Work required
Go through the listing below and gather every line with the word "พฤษภาคม".

-- start --

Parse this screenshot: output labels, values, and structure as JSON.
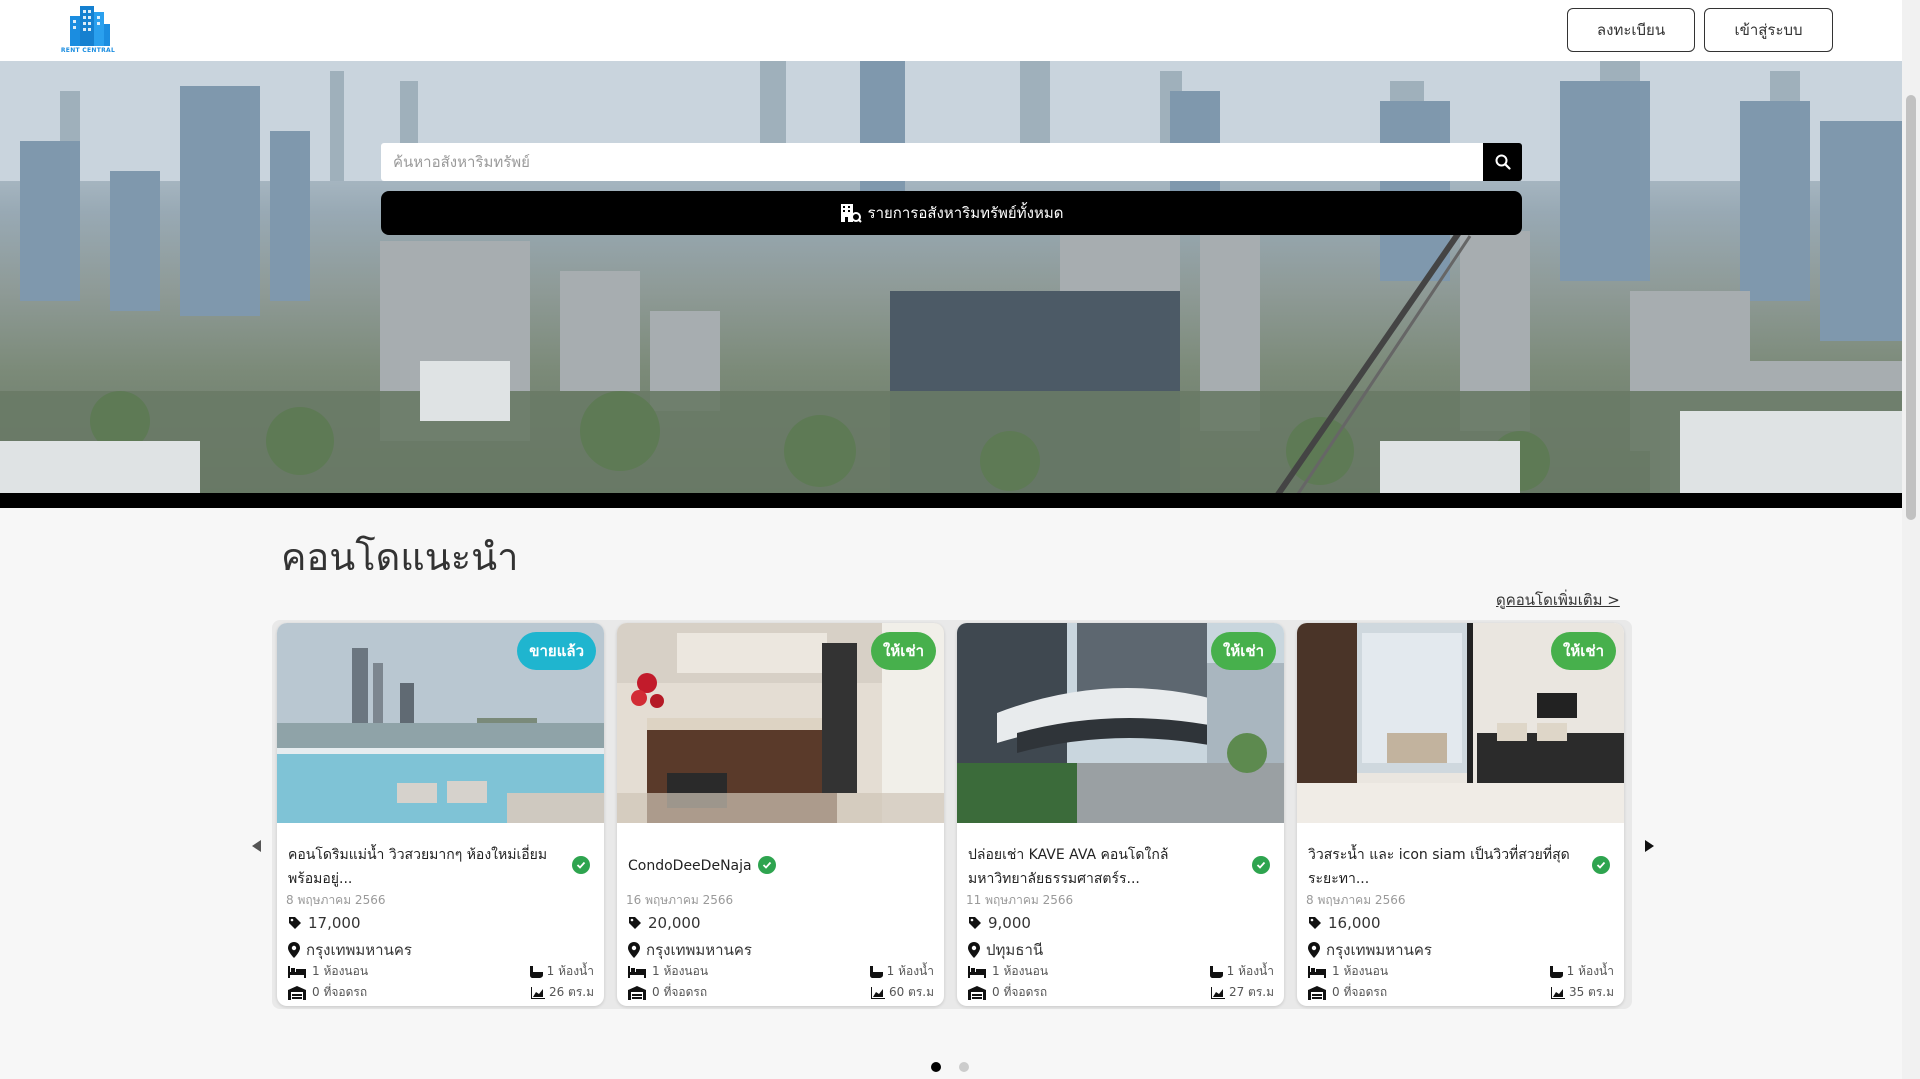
{
  "header": {
    "logo_text": "RENT CENTRAL",
    "register_label": "ลงทะเบียน",
    "login_label": "เข้าสู่ระบบ"
  },
  "hero": {
    "search_placeholder": "ค้นหาอสังหาริมทรัพย์",
    "all_listings_label": "รายการอสังหาริมทรัพย์ทั้งหมด"
  },
  "section": {
    "title": "คอนโดแนะนำ",
    "see_more": "ดูคอนโดเพิ่มเติม >"
  },
  "cards": [
    {
      "badge": "ขายแล้ว",
      "badge_type": "sold",
      "title": "คอนโดริมแม่น้ำ วิวสวยมากๆ ห้องใหม่เอี่ยม พร้อมอยู่...",
      "date": "8 พฤษภาคม 2566",
      "price": "17,000",
      "province": "กรุงเทพมหานคร",
      "bedrooms": "1 ห้องนอน",
      "bathrooms": "1 ห้องน้ำ",
      "parking": "0 ที่จอดรถ",
      "area": "26 ตร.ม"
    },
    {
      "badge": "ให้เช่า",
      "badge_type": "rent",
      "title": "CondoDeeDeNaja",
      "date": "16 พฤษภาคม 2566",
      "price": "20,000",
      "province": "กรุงเทพมหานคร",
      "bedrooms": "1 ห้องนอน",
      "bathrooms": "1 ห้องน้ำ",
      "parking": "0 ที่จอดรถ",
      "area": "60 ตร.ม"
    },
    {
      "badge": "ให้เช่า",
      "badge_type": "rent",
      "title": "ปล่อยเช่า KAVE AVA คอนโดใกล้มหาวิทยาลัยธรรมศาสตร์ร...",
      "date": "11 พฤษภาคม 2566",
      "price": "9,000",
      "province": "ปทุมธานี",
      "bedrooms": "1 ห้องนอน",
      "bathrooms": "1 ห้องน้ำ",
      "parking": "0 ที่จอดรถ",
      "area": "27 ตร.ม"
    },
    {
      "badge": "ให้เช่า",
      "badge_type": "rent",
      "title": "วิวสระน้ำ และ icon siam เป็นวิวที่สวยที่สุดระยะทา...",
      "date": "8 พฤษภาคม 2566",
      "price": "16,000",
      "province": "กรุงเทพมหานคร",
      "bedrooms": "1 ห้องนอน",
      "bathrooms": "1 ห้องน้ำ",
      "parking": "0 ที่จอดรถ",
      "area": "35 ตร.ม"
    }
  ],
  "carousel": {
    "pages": 2,
    "active_page": 1
  },
  "colors": {
    "sold_badge": "#1fb5cf",
    "rent_badge": "#47b04c",
    "verified": "#2ea44f",
    "logo": "#1b8de0"
  }
}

-- end --

Exercise response
      "date": "8 พฤษภาคม 2566",
      "date": "16 พฤษภาคม 2566",
      "date": "11 พฤษภาคม 2566",
      "date": "8 พฤษภาคม 2566",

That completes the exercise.